▶ PROBLEM REQUIREMENTS: Filter these entries, keeping only lines that hold the word "screenshot".

-=-=-

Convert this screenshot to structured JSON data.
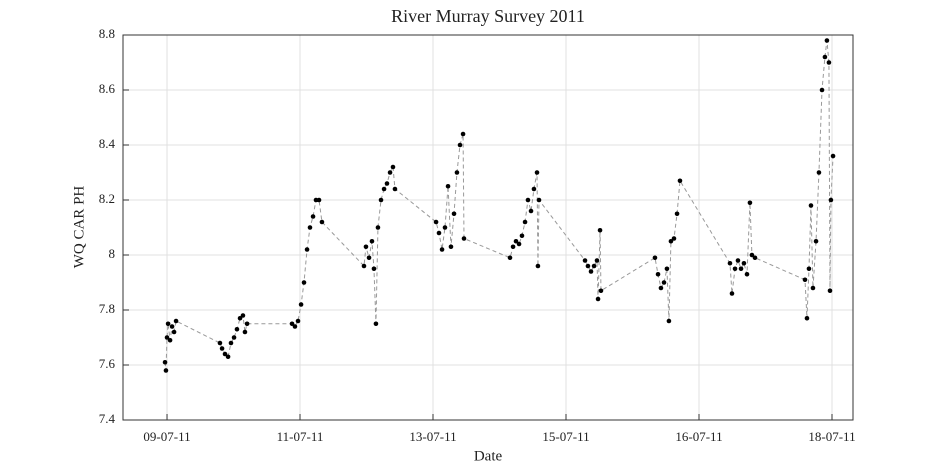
{
  "chart_data": {
    "type": "line",
    "title": "River Murray Survey 2011",
    "x_label": "Date",
    "y_label": "WQ CAR PH",
    "x": [
      -0.015,
      -0.008,
      0,
      0.008,
      0.023,
      0.038,
      0.053,
      0.068,
      0.398,
      0.414,
      0.436,
      0.459,
      0.481,
      0.504,
      0.526,
      0.549,
      0.571,
      0.586,
      0.602,
      0.94,
      0.962,
      0.985,
      1.008,
      1.03,
      1.053,
      1.075,
      1.098,
      1.12,
      1.143,
      1.165,
      1.481,
      1.496,
      1.519,
      1.541,
      1.556,
      1.571,
      1.586,
      1.609,
      1.632,
      1.654,
      1.677,
      1.699,
      1.714,
      2.023,
      2.045,
      2.068,
      2.09,
      2.113,
      2.135,
      2.158,
      2.18,
      2.203,
      2.226,
      2.233,
      2.579,
      2.602,
      2.624,
      2.647,
      2.669,
      2.692,
      2.714,
      2.737,
      2.759,
      2.782,
      2.789,
      2.797,
      3.143,
      3.165,
      3.188,
      3.211,
      3.233,
      3.241,
      3.256,
      3.263,
      3.669,
      3.692,
      3.714,
      3.737,
      3.759,
      3.774,
      3.789,
      3.812,
      3.835,
      3.857,
      4.233,
      4.248,
      4.271,
      4.293,
      4.316,
      4.338,
      4.361,
      4.383,
      4.398,
      4.421,
      4.797,
      4.812,
      4.827,
      4.842,
      4.857,
      4.88,
      4.902,
      4.925,
      4.947,
      4.962,
      4.977,
      4.985,
      4.992,
      5.008
    ],
    "values": [
      7.61,
      7.58,
      7.7,
      7.75,
      7.69,
      7.74,
      7.72,
      7.76,
      7.68,
      7.66,
      7.64,
      7.63,
      7.68,
      7.7,
      7.73,
      7.77,
      7.78,
      7.72,
      7.75,
      7.75,
      7.74,
      7.76,
      7.82,
      7.9,
      8.02,
      8.1,
      8.14,
      8.2,
      8.2,
      8.12,
      7.96,
      8.03,
      7.99,
      8.05,
      7.95,
      7.75,
      8.1,
      8.2,
      8.24,
      8.26,
      8.3,
      8.32,
      8.24,
      8.12,
      8.08,
      8.02,
      8.1,
      8.25,
      8.03,
      8.15,
      8.3,
      8.4,
      8.44,
      8.06,
      7.99,
      8.03,
      8.05,
      8.04,
      8.07,
      8.12,
      8.2,
      8.16,
      8.24,
      8.3,
      7.96,
      8.2,
      7.98,
      7.96,
      7.94,
      7.96,
      7.98,
      7.84,
      8.09,
      7.87,
      7.99,
      7.93,
      7.88,
      7.9,
      7.95,
      7.76,
      8.05,
      8.06,
      8.15,
      8.27,
      7.97,
      7.86,
      7.95,
      7.98,
      7.95,
      7.97,
      7.93,
      8.19,
      8.0,
      7.99,
      7.91,
      7.77,
      7.95,
      8.18,
      7.88,
      8.05,
      8.3,
      8.6,
      8.72,
      8.78,
      8.7,
      7.87,
      8.2,
      8.36
    ],
    "color": "#999999",
    "marker_color": "#000000",
    "xlim": [
      -0.331,
      5.158
    ],
    "xticks": [
      {
        "value": 0,
        "label": "09-07-11"
      },
      {
        "value": 1,
        "label": "11-07-11"
      },
      {
        "value": 2,
        "label": "13-07-11"
      },
      {
        "value": 3,
        "label": "15-07-11"
      },
      {
        "value": 4,
        "label": "16-07-11"
      },
      {
        "value": 5,
        "label": "18-07-11"
      }
    ],
    "ylim": [
      7.4,
      8.8
    ],
    "yticks": [
      7.4,
      7.6,
      7.8,
      8,
      8.2,
      8.4,
      8.6,
      8.8
    ],
    "grid": true
  }
}
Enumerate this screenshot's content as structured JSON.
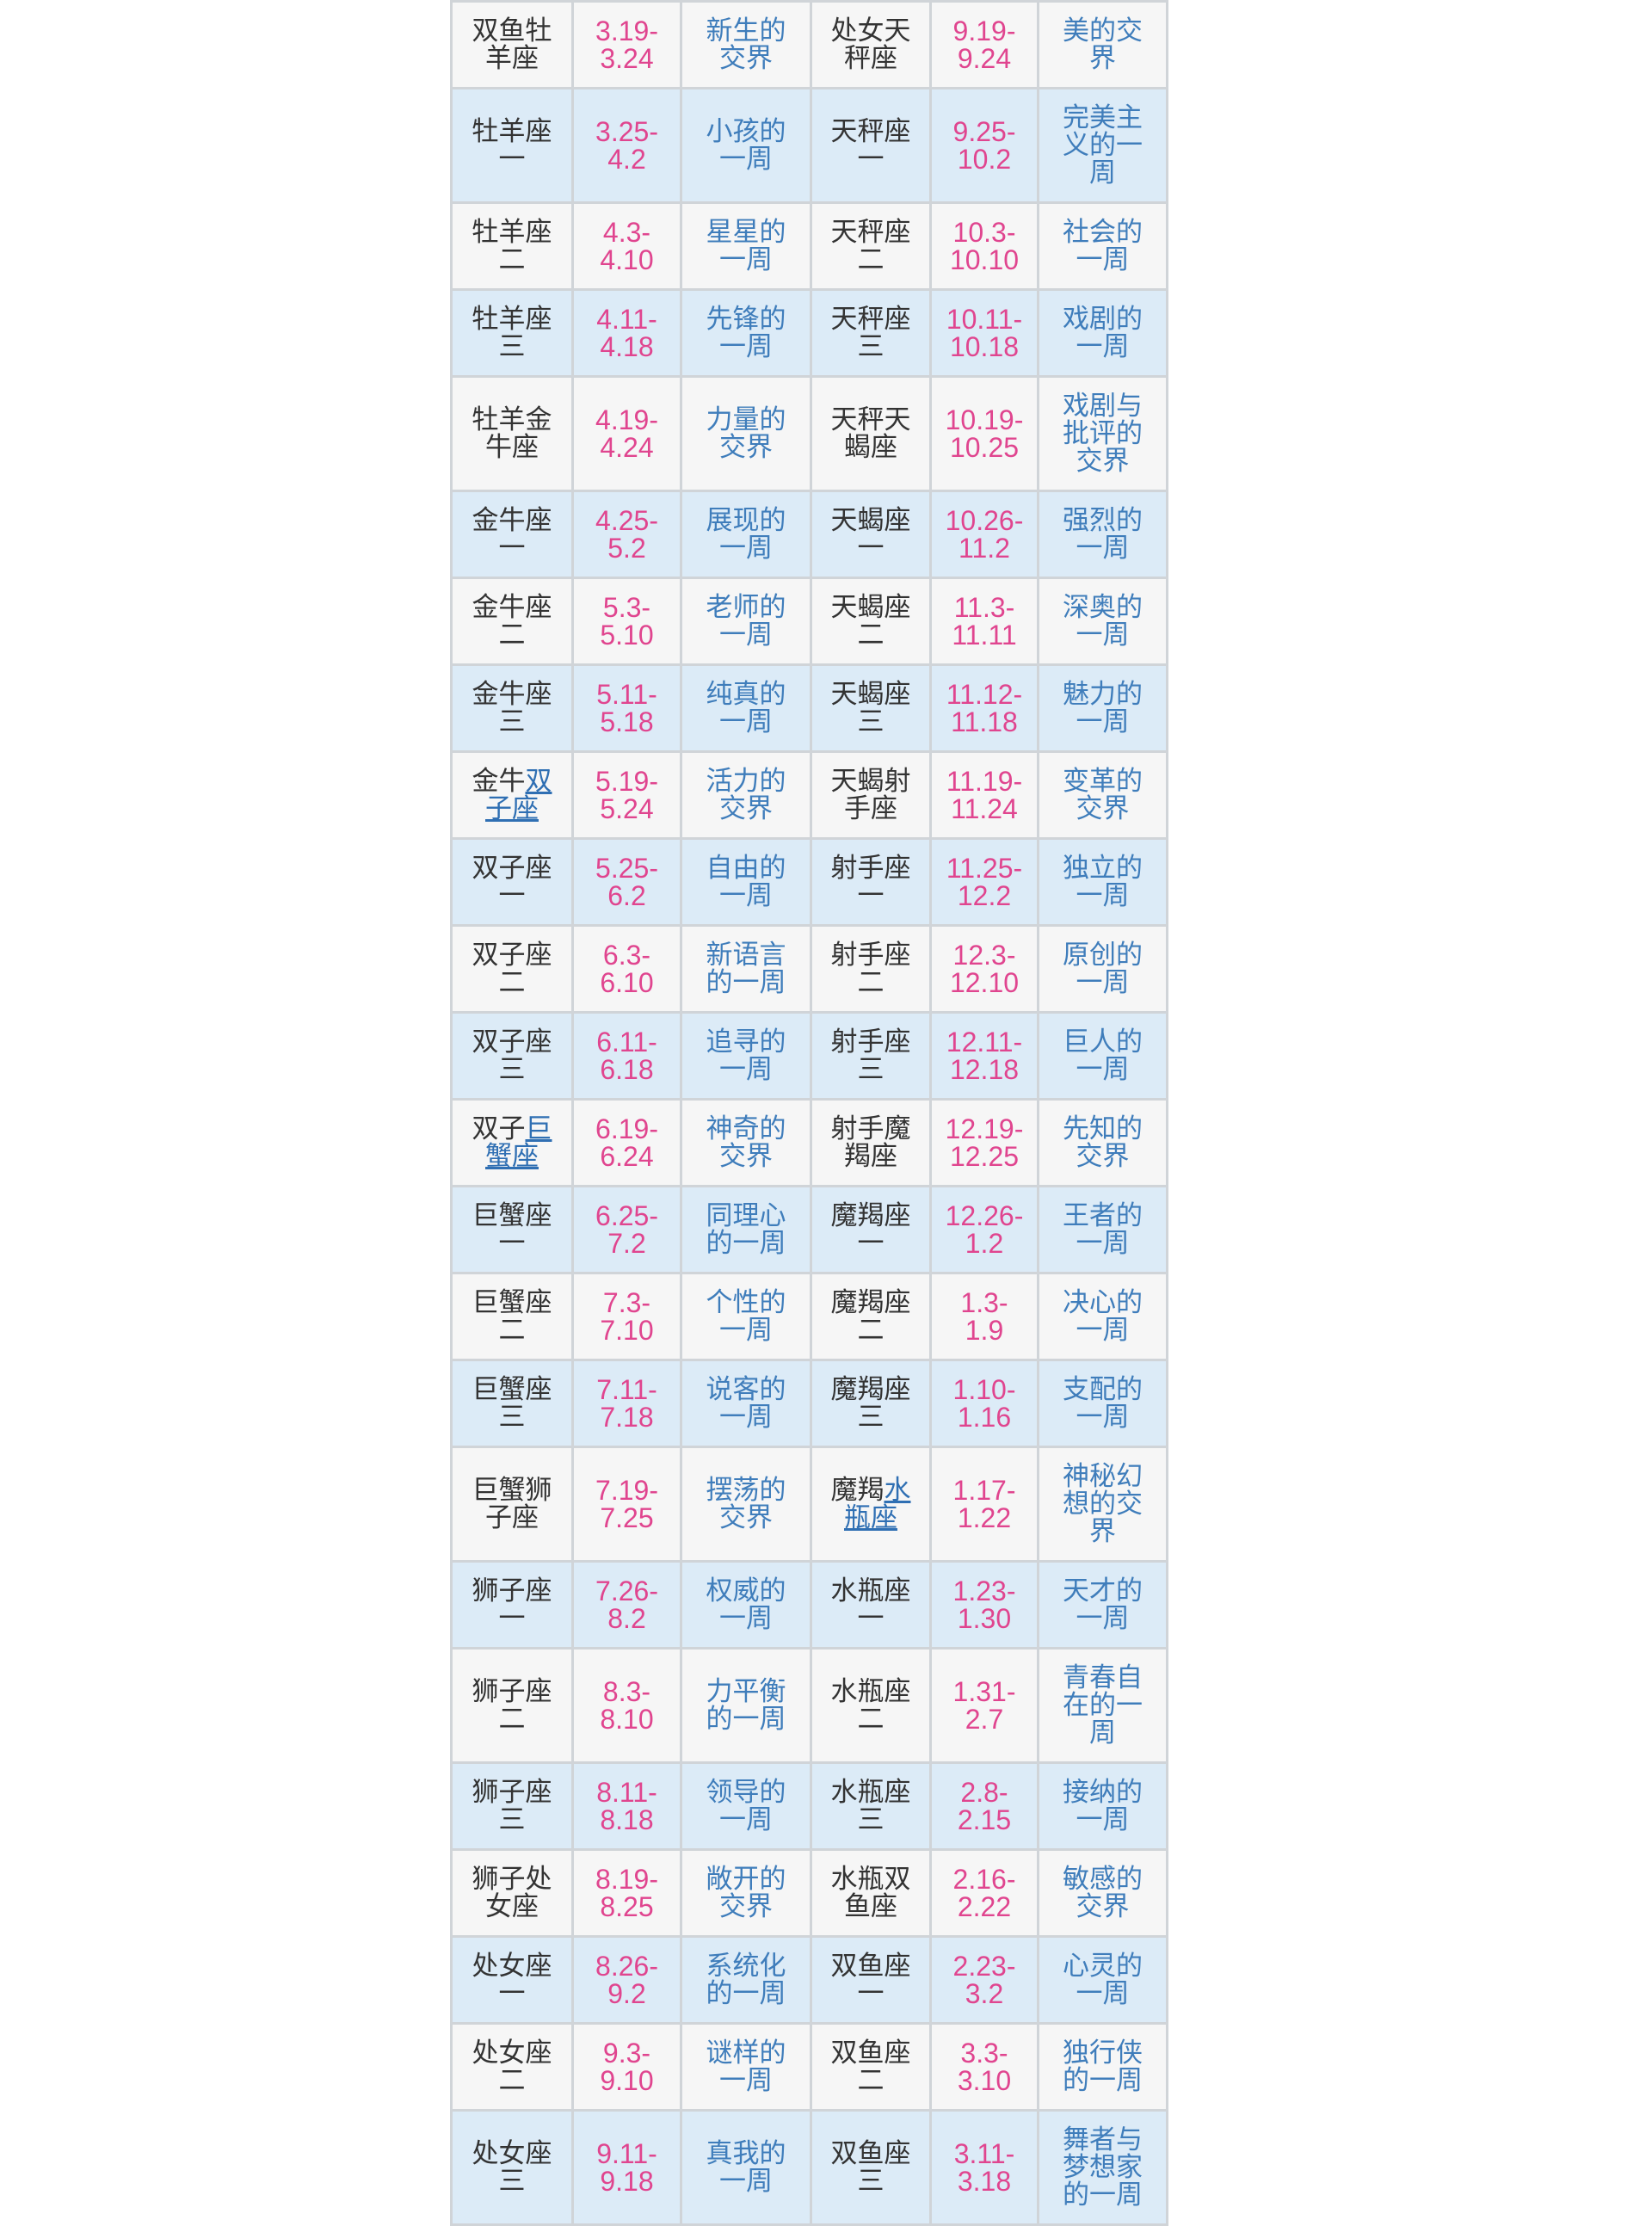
{
  "colors": {
    "date": "#e0458f",
    "description": "#3f7dbb",
    "link": "#2f6fb3",
    "row_blue": "#dcebf7",
    "row_gray": "#f6f6f6"
  },
  "rows": [
    {
      "a_name": "双鱼牡羊座",
      "a_link": "",
      "a_date": "3.19-3.24",
      "a_desc": "新生的交界",
      "b_name": "处女天秤座",
      "b_link": "",
      "b_date": "9.19-9.24",
      "b_desc": "美的交界"
    },
    {
      "a_name": "牡羊座一",
      "a_link": "",
      "a_date": "3.25-4.2",
      "a_desc": "小孩的一周",
      "b_name": "天秤座一",
      "b_link": "",
      "b_date": "9.25-10.2",
      "b_desc": "完美主义的一周"
    },
    {
      "a_name": "牡羊座二",
      "a_link": "",
      "a_date": "4.3-4.10",
      "a_desc": "星星的一周",
      "b_name": "天秤座二",
      "b_link": "",
      "b_date": "10.3-10.10",
      "b_desc": "社会的一周"
    },
    {
      "a_name": "牡羊座三",
      "a_link": "",
      "a_date": "4.11-4.18",
      "a_desc": "先锋的一周",
      "b_name": "天秤座三",
      "b_link": "",
      "b_date": "10.11-10.18",
      "b_desc": "戏剧的一周"
    },
    {
      "a_name": "牡羊金牛座",
      "a_link": "",
      "a_date": "4.19-4.24",
      "a_desc": "力量的交界",
      "b_name": "天秤天蝎座",
      "b_link": "",
      "b_date": "10.19-10.25",
      "b_desc": "戏剧与批评的交界"
    },
    {
      "a_name": "金牛座一",
      "a_link": "",
      "a_date": "4.25-5.2",
      "a_desc": "展现的一周",
      "b_name": "天蝎座一",
      "b_link": "",
      "b_date": "10.26-11.2",
      "b_desc": "强烈的一周"
    },
    {
      "a_name": "金牛座二",
      "a_link": "",
      "a_date": "5.3-5.10",
      "a_desc": "老师的一周",
      "b_name": "天蝎座二",
      "b_link": "",
      "b_date": "11.3-11.11",
      "b_desc": "深奥的一周"
    },
    {
      "a_name": "金牛座三",
      "a_link": "",
      "a_date": "5.11-5.18",
      "a_desc": "纯真的一周",
      "b_name": "天蝎座三",
      "b_link": "",
      "b_date": "11.12-11.18",
      "b_desc": "魅力的一周"
    },
    {
      "a_name": "金牛",
      "a_link": "双子座",
      "a_date": "5.19-5.24",
      "a_desc": "活力的交界",
      "b_name": "天蝎射手座",
      "b_link": "",
      "b_date": "11.19-11.24",
      "b_desc": "变革的交界"
    },
    {
      "a_name": "双子座一",
      "a_link": "",
      "a_date": "5.25-6.2",
      "a_desc": "自由的一周",
      "b_name": "射手座一",
      "b_link": "",
      "b_date": "11.25-12.2",
      "b_desc": "独立的一周"
    },
    {
      "a_name": "双子座二",
      "a_link": "",
      "a_date": "6.3-6.10",
      "a_desc": "新语言的一周",
      "b_name": "射手座二",
      "b_link": "",
      "b_date": "12.3-12.10",
      "b_desc": "原创的一周"
    },
    {
      "a_name": "双子座三",
      "a_link": "",
      "a_date": "6.11-6.18",
      "a_desc": "追寻的一周",
      "b_name": "射手座三",
      "b_link": "",
      "b_date": "12.11-12.18",
      "b_desc": "巨人的一周"
    },
    {
      "a_name": "双子",
      "a_link": "巨蟹座",
      "a_date": "6.19-6.24",
      "a_desc": "神奇的交界",
      "b_name": "射手魔羯座",
      "b_link": "",
      "b_date": "12.19-12.25",
      "b_desc": "先知的交界"
    },
    {
      "a_name": "巨蟹座一",
      "a_link": "",
      "a_date": "6.25-7.2",
      "a_desc": "同理心的一周",
      "b_name": "魔羯座一",
      "b_link": "",
      "b_date": "12.26-1.2",
      "b_desc": "王者的一周"
    },
    {
      "a_name": "巨蟹座二",
      "a_link": "",
      "a_date": "7.3-7.10",
      "a_desc": "个性的一周",
      "b_name": "魔羯座二",
      "b_link": "",
      "b_date": "1.3-1.9",
      "b_desc": "决心的一周"
    },
    {
      "a_name": "巨蟹座三",
      "a_link": "",
      "a_date": "7.11-7.18",
      "a_desc": "说客的一周",
      "b_name": "魔羯座三",
      "b_link": "",
      "b_date": "1.10-1.16",
      "b_desc": "支配的一周"
    },
    {
      "a_name": "巨蟹狮子座",
      "a_link": "",
      "a_date": "7.19-7.25",
      "a_desc": "摆荡的交界",
      "b_name": "魔羯",
      "b_link": "水瓶座",
      "b_date": "1.17-1.22",
      "b_desc": "神秘幻想的交界"
    },
    {
      "a_name": "狮子座一",
      "a_link": "",
      "a_date": "7.26-8.2",
      "a_desc": "权威的一周",
      "b_name": "水瓶座一",
      "b_link": "",
      "b_date": "1.23-1.30",
      "b_desc": "天才的一周"
    },
    {
      "a_name": "狮子座二",
      "a_link": "",
      "a_date": "8.3-8.10",
      "a_desc": "力平衡的一周",
      "b_name": "水瓶座二",
      "b_link": "",
      "b_date": "1.31-2.7",
      "b_desc": "青春自在的一周"
    },
    {
      "a_name": "狮子座三",
      "a_link": "",
      "a_date": "8.11-8.18",
      "a_desc": "领导的一周",
      "b_name": "水瓶座三",
      "b_link": "",
      "b_date": "2.8-2.15",
      "b_desc": "接纳的一周"
    },
    {
      "a_name": "狮子处女座",
      "a_link": "",
      "a_date": "8.19-8.25",
      "a_desc": "敞开的交界",
      "b_name": "水瓶双鱼座",
      "b_link": "",
      "b_date": "2.16-2.22",
      "b_desc": "敏感的交界"
    },
    {
      "a_name": "处女座一",
      "a_link": "",
      "a_date": "8.26-9.2",
      "a_desc": "系统化的一周",
      "b_name": "双鱼座一",
      "b_link": "",
      "b_date": "2.23-3.2",
      "b_desc": "心灵的一周"
    },
    {
      "a_name": "处女座二",
      "a_link": "",
      "a_date": "9.3-9.10",
      "a_desc": "谜样的一周",
      "b_name": "双鱼座二",
      "b_link": "",
      "b_date": "3.3-3.10",
      "b_desc": "独行侠的一周"
    },
    {
      "a_name": "处女座三",
      "a_link": "",
      "a_date": "9.11-9.18",
      "a_desc": "真我的一周",
      "b_name": "双鱼座三",
      "b_link": "",
      "b_date": "3.11-3.18",
      "b_desc": "舞者与梦想家的一周"
    }
  ]
}
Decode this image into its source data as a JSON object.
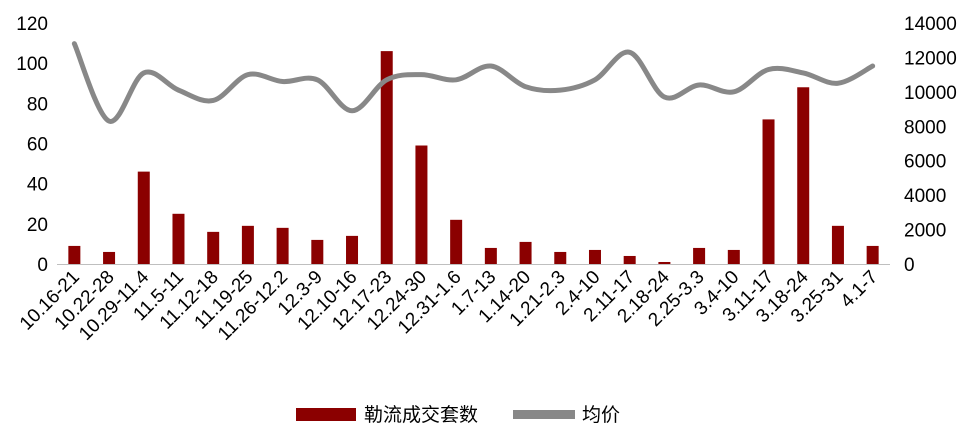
{
  "chart_data": {
    "type": "bar+line",
    "categories": [
      "10.16-21",
      "10.22-28",
      "10.29-11.4",
      "11.5-11",
      "11.12-18",
      "11.19-25",
      "11.26-12.2",
      "12.3-9",
      "12.10-16",
      "12.17-23",
      "12.24-30",
      "12.31-1.6",
      "1.7-13",
      "1.14-20",
      "1.21-2.3",
      "2.4-10",
      "2.11-17",
      "2.18-24",
      "2.25-3.3",
      "3.4-10",
      "3.11-17",
      "3.18-24",
      "3.25-31",
      "4.1-7"
    ],
    "series": [
      {
        "name": "勒流成交套数",
        "type": "bar",
        "axis": "left",
        "color": "#8B0000",
        "values": [
          9,
          6,
          46,
          25,
          16,
          19,
          18,
          12,
          14,
          106,
          59,
          22,
          8,
          11,
          6,
          7,
          4,
          1,
          8,
          7,
          72,
          88,
          19,
          9
        ]
      },
      {
        "name": "均价",
        "type": "line",
        "axis": "right",
        "color": "#888888",
        "values": [
          12800,
          8300,
          11100,
          10100,
          9500,
          11000,
          10600,
          10700,
          8900,
          10700,
          11000,
          10700,
          11500,
          10300,
          10100,
          10700,
          12300,
          9700,
          10400,
          10000,
          11300,
          11100,
          10500,
          11500
        ]
      }
    ],
    "y_left": {
      "min": 0,
      "max": 120,
      "ticks": [
        "0",
        "20",
        "40",
        "60",
        "80",
        "100",
        "120"
      ]
    },
    "y_right": {
      "min": 0,
      "max": 14000,
      "ticks": [
        "0",
        "2000",
        "4000",
        "6000",
        "8000",
        "10000",
        "12000",
        "14000"
      ]
    },
    "grid": false,
    "legend_position": "bottom-center"
  }
}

-=-=-

▶ ANSWER TO THE PROBLEM:
Convert this screenshot to structured JSON data.
Enumerate this screenshot's content as structured JSON.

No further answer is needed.